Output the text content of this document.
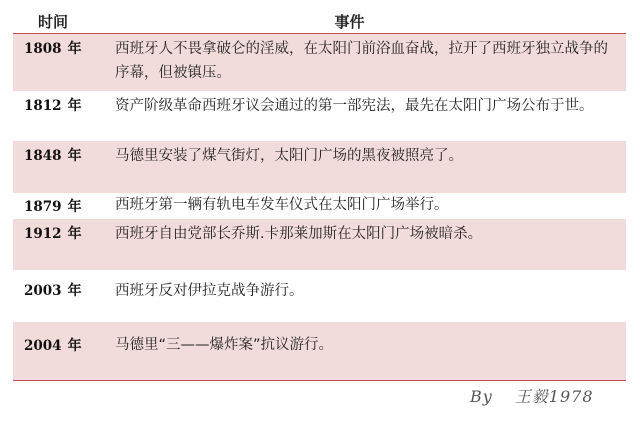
时间	事件
1808 年	西班牙人不畏拿破仑的淫威，在太阳门前浴血奋战，拉开了西班牙独立战争的序幕，但被镇压。
1812 年	资产阶级革命西班牙议会通过的第一部宪法，最先在太阳门广场公布于世。
1848 年	马德里安装了煤气街灯，太阳门广场的黑夜被照亮了。
1879 年	西班牙第一辆有轨电车发车仪式在太阳门广场举行。
1912 年	西班牙自由党部长乔斯.卡那莱加斯在太阳门广场被暗杀。
2003 年	西班牙反对伊拉克战争游行。
2004 年	马德里“三——爆炸案”抗议游行。
By 王毅1978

+---+

§ **What the task requires**: Write the records out again in full, exactly, and skip every picture.

§ **Solution to this task**:
Output the text content of this document.
时间	事件
1808 年	西班牙人不畏拿破仑的淫威，在太阳门前浴血奋战，拉开了西班牙独立战争的序幕，但被镇压。
1812 年	资产阶级革命西班牙议会通过的第一部宪法，最先在太阳门广场公布于世。
1848 年	马德里安装了煤气街灯，太阳门广场的黑夜被照亮了。
1879 年	西班牙第一辆有轨电车发车仪式在太阳门广场举行。
1912 年	西班牙自由党部长乔斯.卡那莱加斯在太阳门广场被暗杀。
2003 年	西班牙反对伊拉克战争游行。
2004 年	马德里“三——爆炸案”抗议游行。
By 王毅1978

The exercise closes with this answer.